- Entries provided:
——————————

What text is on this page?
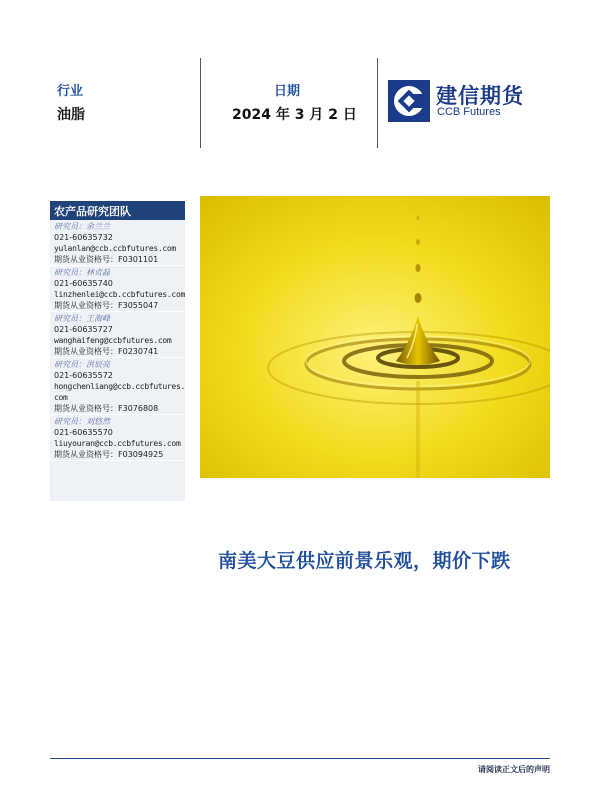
行业
油脂
日期
2024 年 3 月 2 日
建信期货
CCB Futures
农产品研究团队
研究员：余兰兰
021-60635732
yulanlan@ccb.ccbfutures.com
期货从业资格号：F0301101
研究员：林贞磊
021-60635740
linzhenlei@ccb.ccbfutures.com
期货从业资格号：F3055047
研究员：王海峰
021-60635727
wanghaifeng@ccbfutures.com
期货从业资格号：F0230741
研究员：洪辰亮
021-60635572
hongchenliang@ccb.ccbfutures.com
期货从业资格号：F3076808
研究员：刘悠然
021-60635570
liuyouran@ccb.ccbfutures.com
期货从业资格号：F03094925
南美大豆供应前景乐观，期价下跌
请阅读正文后的声明
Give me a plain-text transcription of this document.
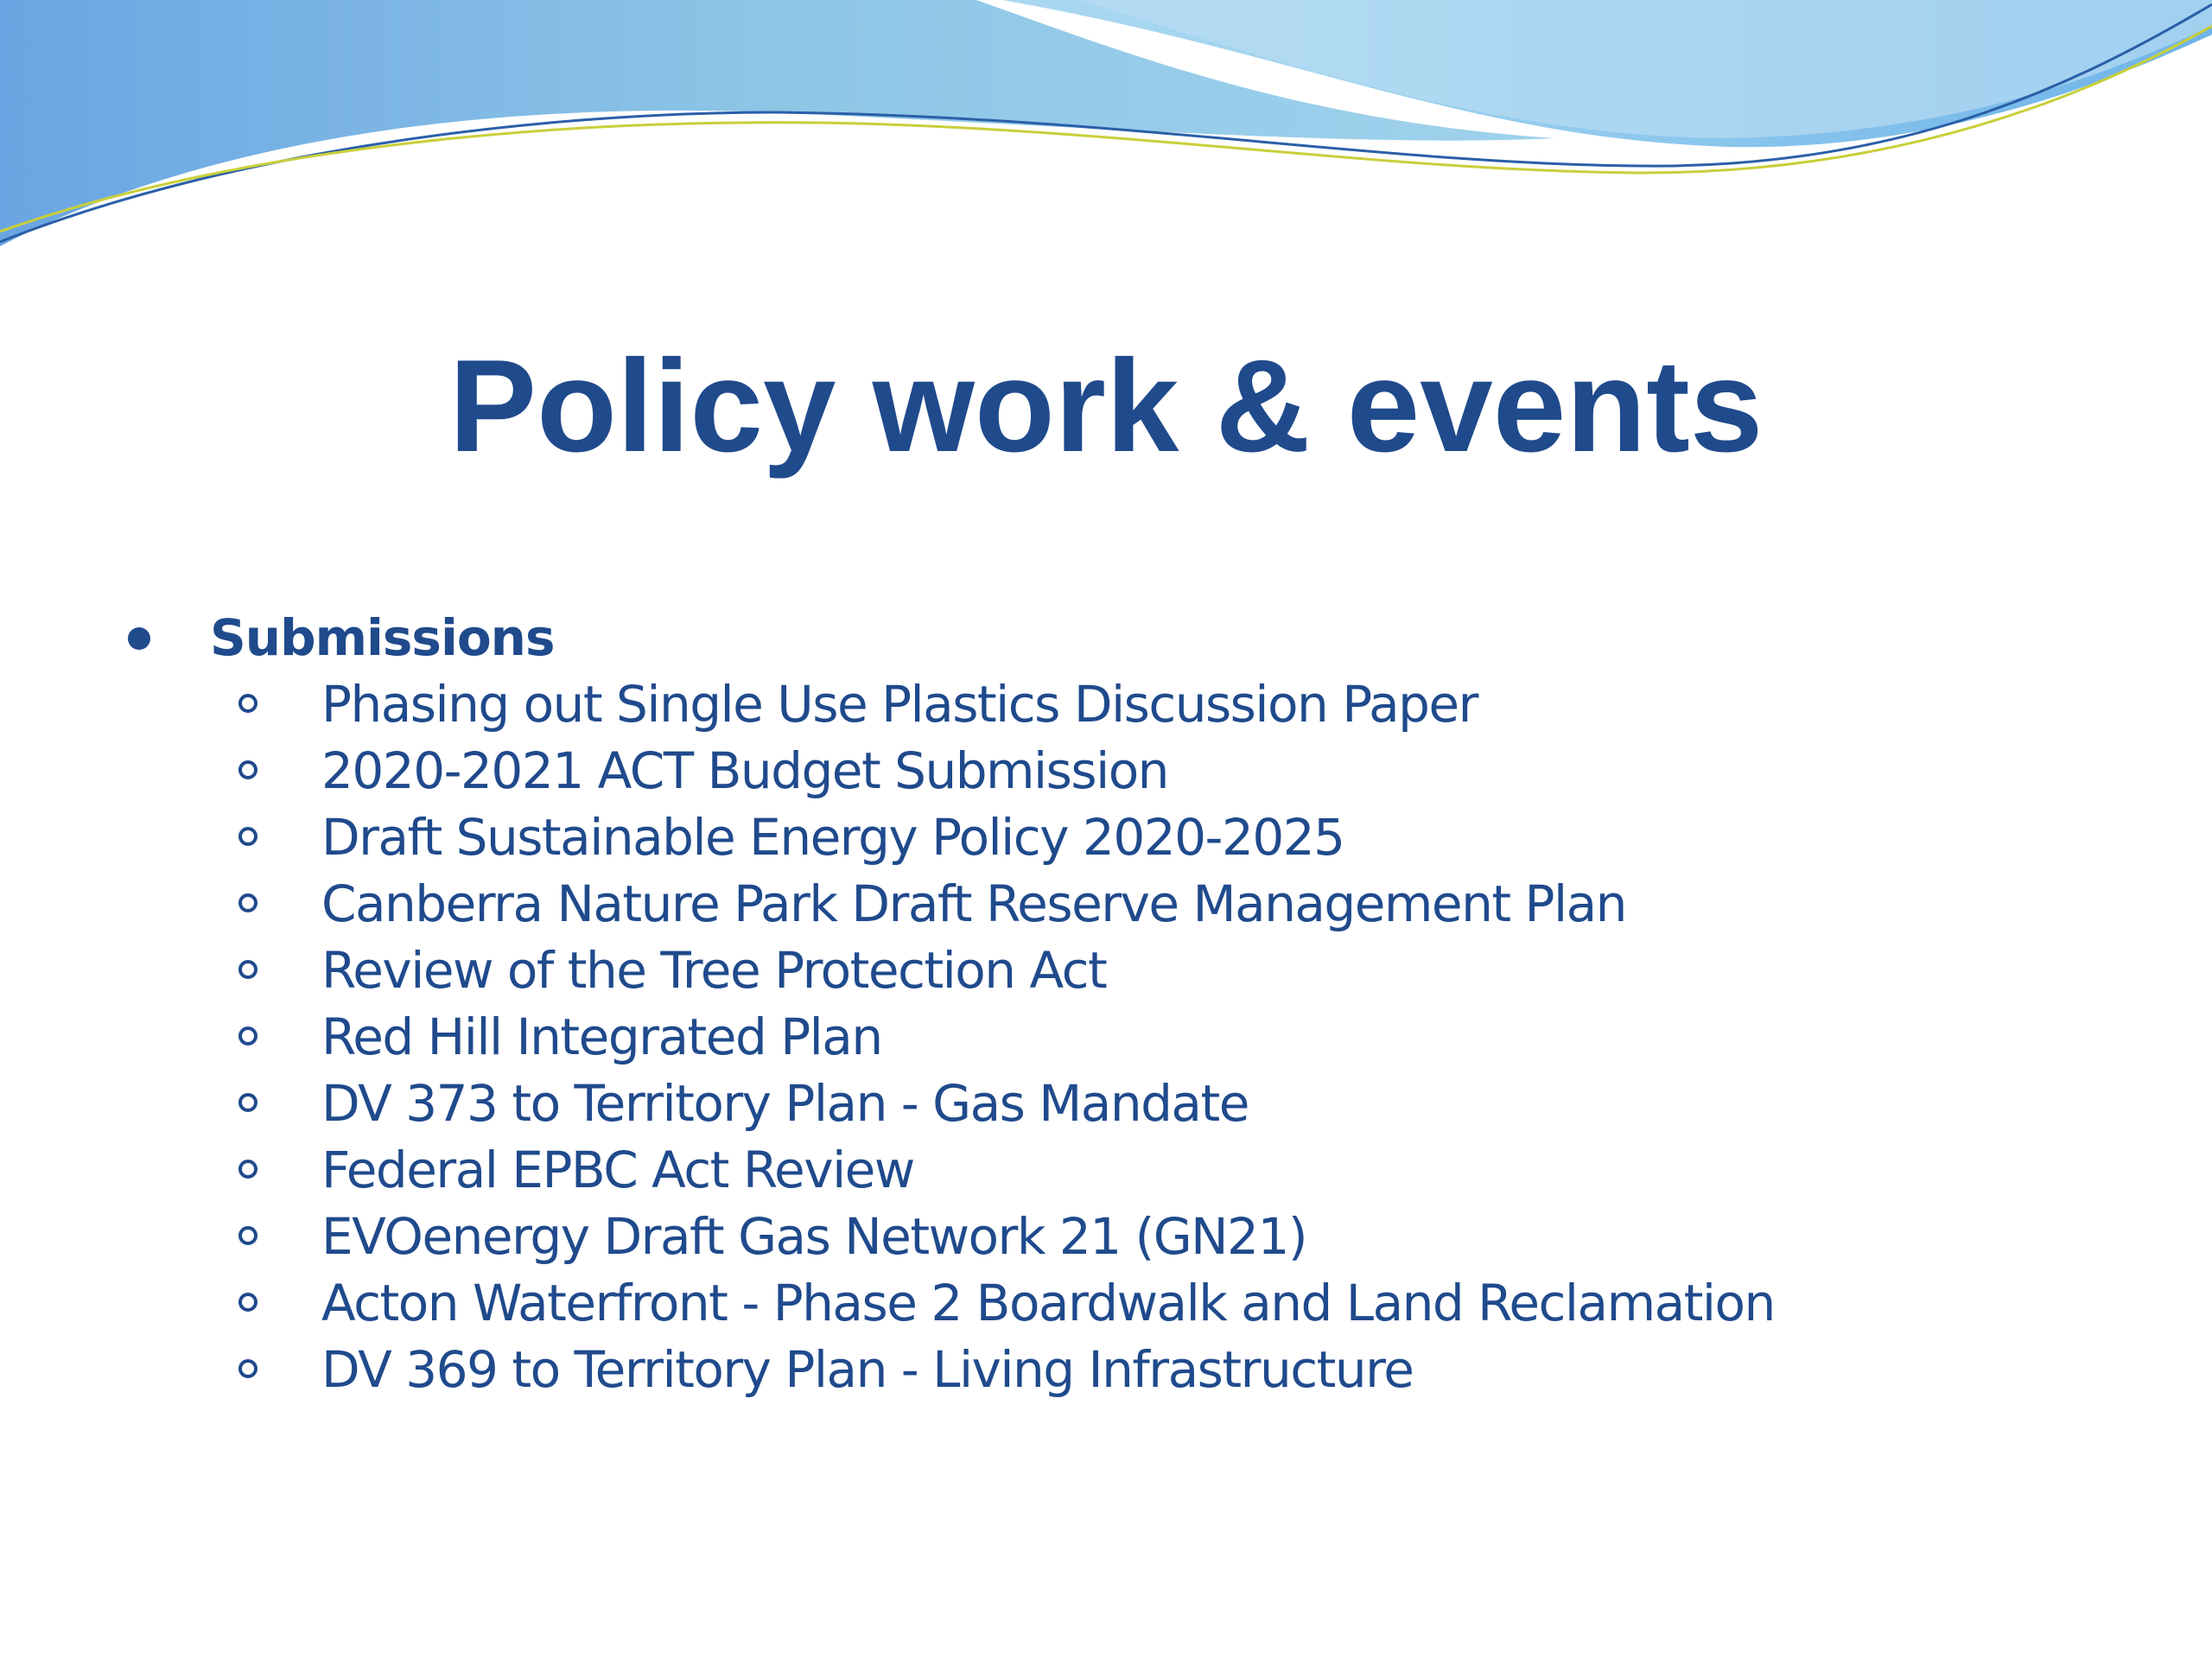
Policy work & events
Submissions
Phasing out Single Use Plastics Discussion Paper
2020-2021 ACT Budget Submission
Draft Sustainable Energy Policy 2020-2025
Canberra Nature Park Draft Reserve Management Plan
Review of the Tree Protection Act
Red Hill Integrated Plan
DV 373 to Territory Plan - Gas Mandate
Federal EPBC Act Review
EVOenergy Draft Gas Network 21 (GN21)
Acton Waterfront - Phase 2 Boardwalk and Land Reclamation
DV 369 to Territory Plan - Living Infrastructure
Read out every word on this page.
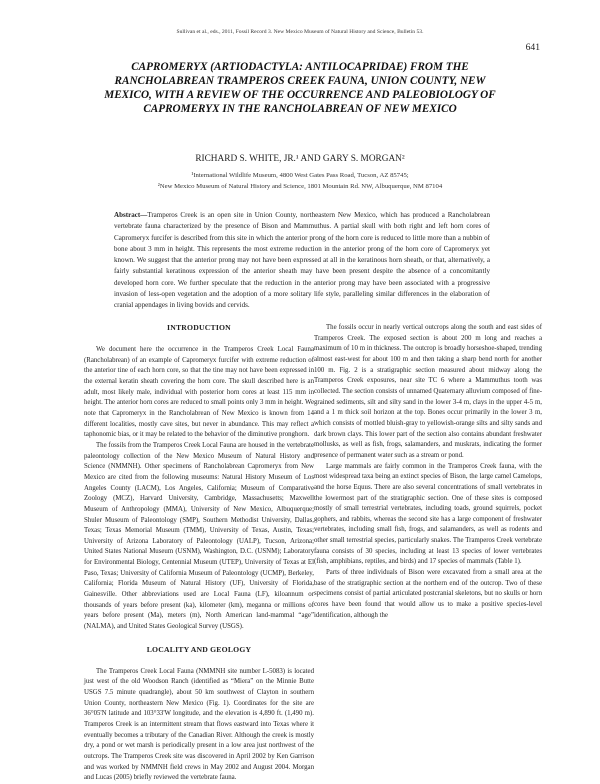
Sullivan et al., eds., 2011, Fossil Record 3. New Mexico Museum of Natural History and Science, Bulletin 53.
641
CAPROMERYX (ARTIODACTYLA: ANTILOCAPRIDAE) FROM THE RANCHOLABREAN TRAMPEROS CREEK FAUNA, UNION COUNTY, NEW MEXICO, WITH A REVIEW OF THE OCCURRENCE AND PALEOBIOLOGY OF CAPROMERYX IN THE RANCHOLABREAN OF NEW MEXICO
RICHARD S. WHITE, JR.¹ AND GARY S. MORGAN²
¹International Wildlife Museum, 4800 West Gates Pass Road, Tucson, AZ 85745;
²New Mexico Museum of Natural History and Science, 1801 Mountain Rd. NW, Albuquerque, NM 87104
Abstract—Tramperos Creek is an open site in Union County, northeastern New Mexico, which has produced a Rancholabrean vertebrate fauna characterized by the presence of Bison and Mammuthus. A partial skull with both right and left horn cores of Capromeryx furcifer is described from this site in which the anterior prong of the horn core is reduced to little more than a nubbin of bone about 3 mm in height. This represents the most extreme reduction in the anterior prong of the horn core of Capromeryx yet known. We suggest that the anterior prong may not have been expressed at all in the keratinous horn sheath, or that, alternatively, a fairly substantial keratinous expression of the anterior sheath may have been present despite the absence of a concomitantly developed horn core. We further speculate that the reduction in the anterior prong may have been associated with a progressive invasion of less-open vegetation and the adoption of a more solitary life style, paralleling similar differences in the elaboration of cranial appendages in living bovids and cervids.
INTRODUCTION

We document here the occurrence in the Tramperos Creek Local Fauna (Rancholabrean) of an example of Capromeryx furcifer with extreme reduction of the anterior tine of each horn core, so that the tine may not have been expressed in the external keratin sheath covering the horn core. The skull described here is an adult, most likely male, individual with posterior horn cores at least 115 mm in height. The anterior horn cores are reduced to small points only 3 mm in height. We note that Capromeryx in the Rancholabrean of New Mexico is known from 14 different localities, mostly cave sites, but never in abundance. This may reflect a taphonomic bias, or it may be related to the behavior of the diminutive pronghorn.

The fossils from the Tramperos Creek Local Fauna are housed in the vertebrate paleontology collection of the New Mexico Museum of Natural History and Science (NMMNH). Other specimens of Rancholabrean Capromeryx from New Mexico are cited from the following museums: Natural History Museum of Los Angeles County (LACM), Los Angeles, California; Museum of Comparative Zoology (MCZ), Harvard University, Cambridge, Massachusetts; Maxwell Museum of Anthropology (MMA), University of New Mexico, Albuquerque; Shuler Museum of Paleontology (SMP), Southern Methodist University, Dallas, Texas; Texas Memorial Museum (TMM), University of Texas, Austin, Texas; University of Arizona Laboratory of Paleontology (UALP), Tucson, Arizona; United States National Museum (USNM), Washington, D.C. (USNM); Laboratory for Environmental Biology, Centennial Museum (UTEP), University of Texas at El Paso, Texas; University of California Museum of Paleontology (UCMP), Berkeley, California; Florida Museum of Natural History (UF), University of Florida, Gainesville. Other abbreviations used are Local Fauna (LF), kiloannum or thousands of years before present (ka), kilometer (km), meganna or millions of years before present (Ma), meters (m), North American land-mammal “age” (NALMA), and United States Geological Survey (USGS).

LOCALITY AND GEOLOGY

The Tramperos Creek Local Fauna (NMMNH site number L-5083) is located just west of the old Woodson Ranch (identified as “Miera” on the Minnie Butte USGS 7.5 minute quadrangle), about 50 km southwest of Clayton in southern Union County, northeastern New Mexico (Fig. 1). Coordinates for the site are 36°05'N latitude and 103°33'W longitude, and the elevation is 4,890 ft. (1,490 m). Tramperos Creek is an intermittent stream that flows eastward into Texas where it eventually becomes a tributary of the Canadian River. Although the creek is mostly dry, a pond or wet marsh is periodically present in a low area just northwest of the outcrops. The Tramperos Creek site was discovered in April 2002 by Ken Garrison and was worked by NMMNH field crews in May 2002 and August 2004. Morgan and Lucas (2005) briefly reviewed the vertebrate fauna.

The fossils occur in nearly vertical outcrops along the south and east sides of Tramperos Creek. The exposed section is about 200 m long and reaches a maximum of 10 m in thickness. The outcrop is broadly horseshoe-shaped, trending almost east-west for about 100 m and then taking a sharp bend north for another 100 m. Fig. 2 is a stratigraphic section measured about midway along the Tramperos Creek exposures, near site TC 6 where a Mammuthus tooth was collected. The section consists of unnamed Quaternary alluvium composed of fine-grained sediments, silt and silty sand in the lower 3-4 m, clays in the upper 4-5 m, and a 1 m thick soil horizon at the top. Bones occur primarily in the lower 3 m, which consists of mottled bluish-gray to yellowish-orange silts and silty sands and dark brown clays. This lower part of the section also contains abundant freshwater mollusks, as well as fish, frogs, salamanders, and muskrats, indicating the former presence of permanent water such as a stream or pond.

Large mammals are fairly common in the Tramperos Creek fauna, with the most widespread taxa being an extinct species of Bison, the large camel Camelops, and the horse Equus. There are also several concentrations of small vertebrates in the lowermost part of the stratigraphic section. One of these sites is composed mostly of small terrestrial vertebrates, including toads, ground squirrels, pocket gophers, and rabbits, whereas the second site has a large component of freshwater vertebrates, including small fish, frogs, and salamanders, as well as rodents and other small terrestrial species, particularly snakes. The Tramperos Creek vertebrate fauna consists of 30 species, including at least 13 species of lower vertebrates (fish, amphibians, reptiles, and birds) and 17 species of mammals (Table 1).

Parts of three individuals of Bison were excavated from a small area at the base of the stratigraphic section at the northern end of the outcrop. Two of these specimens consist of partial articulated postcranial skeletons, but no skulls or horn cores have been found that would allow us to make a positive species-level identification, although the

——————————

- Task to complete:
Find the word "期货从业资格号" in the entries, and copy every line it shows up in.

- Solution below:
期货从业资格号：F0301101
期货从业资格号：F3055047
期货从业资格号：F0230741
期货从业资格号：F3076808
期货从业资格号：F03094925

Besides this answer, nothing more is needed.